▸ **Given information**:
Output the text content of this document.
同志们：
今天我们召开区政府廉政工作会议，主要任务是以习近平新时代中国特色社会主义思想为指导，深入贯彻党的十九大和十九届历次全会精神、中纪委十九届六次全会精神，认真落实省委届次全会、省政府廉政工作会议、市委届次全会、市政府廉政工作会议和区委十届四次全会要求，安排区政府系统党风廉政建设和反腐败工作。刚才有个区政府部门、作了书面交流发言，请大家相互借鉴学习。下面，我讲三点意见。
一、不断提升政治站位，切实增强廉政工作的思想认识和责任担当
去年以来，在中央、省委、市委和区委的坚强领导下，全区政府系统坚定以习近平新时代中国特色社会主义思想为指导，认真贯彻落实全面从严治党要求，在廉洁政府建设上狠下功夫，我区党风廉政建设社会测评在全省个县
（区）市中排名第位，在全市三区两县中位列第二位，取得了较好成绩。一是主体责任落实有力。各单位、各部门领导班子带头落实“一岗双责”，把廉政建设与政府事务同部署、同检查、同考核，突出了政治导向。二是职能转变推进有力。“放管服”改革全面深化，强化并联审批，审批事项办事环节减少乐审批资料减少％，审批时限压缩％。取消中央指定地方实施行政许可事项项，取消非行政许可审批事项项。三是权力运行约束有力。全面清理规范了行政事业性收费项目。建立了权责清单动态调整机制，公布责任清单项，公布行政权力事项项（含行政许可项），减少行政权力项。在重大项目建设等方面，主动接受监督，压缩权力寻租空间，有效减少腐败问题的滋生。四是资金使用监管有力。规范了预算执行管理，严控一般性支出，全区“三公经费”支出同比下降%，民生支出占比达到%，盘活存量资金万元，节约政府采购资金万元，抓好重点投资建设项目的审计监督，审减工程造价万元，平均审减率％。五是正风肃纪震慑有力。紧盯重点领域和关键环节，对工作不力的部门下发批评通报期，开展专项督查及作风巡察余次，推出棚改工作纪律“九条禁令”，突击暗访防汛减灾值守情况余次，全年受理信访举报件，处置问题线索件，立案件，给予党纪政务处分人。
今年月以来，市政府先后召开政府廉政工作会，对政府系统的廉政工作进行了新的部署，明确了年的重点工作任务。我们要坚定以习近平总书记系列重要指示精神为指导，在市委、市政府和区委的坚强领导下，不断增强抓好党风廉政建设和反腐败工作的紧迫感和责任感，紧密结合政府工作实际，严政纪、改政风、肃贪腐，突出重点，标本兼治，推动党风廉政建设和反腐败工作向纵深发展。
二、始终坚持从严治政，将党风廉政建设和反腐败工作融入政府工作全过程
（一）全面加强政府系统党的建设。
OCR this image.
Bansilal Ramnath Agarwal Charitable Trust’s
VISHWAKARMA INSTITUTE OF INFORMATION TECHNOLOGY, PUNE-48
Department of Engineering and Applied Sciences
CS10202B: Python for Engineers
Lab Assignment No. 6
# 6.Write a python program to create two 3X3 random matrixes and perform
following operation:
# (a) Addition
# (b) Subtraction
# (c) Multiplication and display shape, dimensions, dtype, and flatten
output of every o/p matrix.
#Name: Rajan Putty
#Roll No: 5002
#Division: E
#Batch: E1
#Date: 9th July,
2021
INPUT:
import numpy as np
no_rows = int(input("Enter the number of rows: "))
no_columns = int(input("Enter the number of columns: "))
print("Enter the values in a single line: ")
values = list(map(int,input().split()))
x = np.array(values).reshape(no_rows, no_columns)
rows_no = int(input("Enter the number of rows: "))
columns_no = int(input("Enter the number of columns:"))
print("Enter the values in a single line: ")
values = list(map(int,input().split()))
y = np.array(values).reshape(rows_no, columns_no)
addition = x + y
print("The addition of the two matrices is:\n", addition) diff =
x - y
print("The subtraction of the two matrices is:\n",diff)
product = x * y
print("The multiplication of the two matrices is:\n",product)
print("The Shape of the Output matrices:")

▸ **Problem requirements**: Can you reproduce all the material exactly?

▸ **Exercise answer**:
Output the text content of this document.
同志们：
今天我们召开区政府廉政工作会议，主要任务是以习近平新时代中国特色社会主义思想为指导，深入贯彻党的十九大和十九届历次全会精神、中纪委十九届六次全会精神，认真落实省委届次全会、省政府廉政工作会议、市委届次全会、市政府廉政工作会议和区委十届四次全会要求，安排区政府系统党风廉政建设和反腐败工作。刚才有个区政府部门、作了书面交流发言，请大家相互借鉴学习。下面，我讲三点意见。
一、不断提升政治站位，切实增强廉政工作的思想认识和责任担当
去年以来，在中央、省委、市委和区委的坚强领导下，全区政府系统坚定以习近平新时代中国特色社会主义思想为指导，认真贯彻落实全面从严治党要求，在廉洁政府建设上狠下功夫，我区党风廉政建设社会测评在全省个县
（区）市中排名第位，在全市三区两县中位列第二位，取得了较好成绩。一是主体责任落实有力。各单位、各部门领导班子带头落实“一岗双责”，把廉政建设与政府事务同部署、同检查、同考核，突出了政治导向。二是职能转变推进有力。“放管服”改革全面深化，强化并联审批，审批事项办事环节减少乐审批资料减少％，审批时限压缩％。取消中央指定地方实施行政许可事项项，取消非行政许可审批事项项。三是权力运行约束有力。全面清理规范了行政事业性收费项目。建立了权责清单动态调整机制，公布责任清单项，公布行政权力事项项（含行政许可项），减少行政权力项。在重大项目建设等方面，主动接受监督，压缩权力寻租空间，有效减少腐败问题的滋生。四是资金使用监管有力。规范了预算执行管理，严控一般性支出，全区“三公经费”支出同比下降%，民生支出占比达到%，盘活存量资金万元，节约政府采购资金万元，抓好重点投资建设项目的审计监督，审减工程造价万元，平均审减率％。五是正风肃纪震慑有力。紧盯重点领域和关键环节，对工作不力的部门下发批评通报期，开展专项督查及作风巡察余次，推出棚改工作纪律“九条禁令”，突击暗访防汛减灾值守情况余次，全年受理信访举报件，处置问题线索件，立案件，给予党纪政务处分人。
今年月以来，市政府先后召开政府廉政工作会，对政府系统的廉政工作进行了新的部署，明确了年的重点工作任务。我们要坚定以习近平总书记系列重要指示精神为指导，在市委、市政府和区委的坚强领导下，不断增强抓好党风廉政建设和反腐败工作的紧迫感和责任感，紧密结合政府工作实际，严政纪、改政风、肃贪腐，突出重点，标本兼治，推动党风廉政建设和反腐败工作向纵深发展。
二、始终坚持从严治政，将党风廉政建设和反腐败工作融入政府工作全过程
（一）全面加强政府系统党的建设。
OCR this image.
Bansilal Ramnath Agarwal Charitable Trust’s
VISHWAKARMA INSTITUTE OF INFORMATION TECHNOLOGY, PUNE-48
Department of Engineering and Applied Sciences
CS10202B: Python for Engineers
Lab Assignment No. 6
# 6.Write a python program to create two 3X3 random matrixes and perform
following operation:
# (a) Addition
# (b) Subtraction
# (c) Multiplication and display shape, dimensions, dtype, and flatten
output of every o/p matrix.
#Name: Rajan Putty
#Roll No: 5002
#Division: E
#Batch: E1
#Date: 9th July,
2021
INPUT:
import numpy as np
no_rows = int(input("Enter the number of rows: "))
no_columns = int(input("Enter the number of columns: "))
print("Enter the values in a single line: ")
values = list(map(int,input().split()))
x = np.array(values).reshape(no_rows, no_columns)
rows_no = int(input("Enter the number of rows: "))
columns_no = int(input("Enter the number of columns:"))
print("Enter the values in a single line: ")
values = list(map(int,input().split()))
y = np.array(values).reshape(rows_no, columns_no)
addition = x + y
print("The addition of the two matrices is:\n", addition) diff =
x - y
print("The subtraction of the two matrices is:\n",diff)
product = x * y
print("The multiplication of the two matrices is:\n",product)
print("The Shape of the Output matrices:")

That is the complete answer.